GOAL
Extract all lines that hold the string "Actividades".

-- START OF THE DATA --

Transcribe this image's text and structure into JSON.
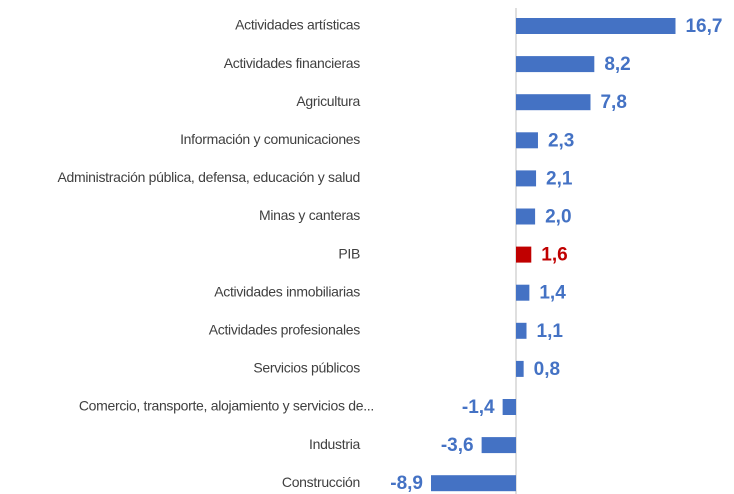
{
  "chart_data": {
    "type": "bar",
    "orientation": "horizontal",
    "categories": [
      "Actividades artísticas",
      "Actividades financieras",
      "Agricultura",
      "Información y comunicaciones",
      "Administración pública, defensa, educación y salud",
      "Minas y canteras",
      "PIB",
      "Actividades inmobiliarias",
      "Actividades profesionales",
      "Servicios públicos",
      "Comercio, transporte, alojamiento y servicios de...",
      "Industria",
      "Construcción"
    ],
    "values": [
      16.7,
      8.2,
      7.8,
      2.3,
      2.1,
      2.0,
      1.6,
      1.4,
      1.1,
      0.8,
      -1.4,
      -3.6,
      -8.9
    ],
    "value_labels": [
      "16,7",
      "8,2",
      "7,8",
      "2,3",
      "2,1",
      "2,0",
      "1,6",
      "1,4",
      "1,1",
      "0,8",
      "-1,4",
      "-3,6",
      "-8,9"
    ],
    "colors": [
      "#4472c4",
      "#4472c4",
      "#4472c4",
      "#4472c4",
      "#4472c4",
      "#4472c4",
      "#c00000",
      "#4472c4",
      "#4472c4",
      "#4472c4",
      "#4472c4",
      "#4472c4",
      "#4472c4"
    ]
  }
}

-- END OF THE DATA --

OUTPUT OF THE TASK
      "Actividades artísticas",
      "Actividades financieras",
      "Actividades inmobiliarias",
      "Actividades profesionales",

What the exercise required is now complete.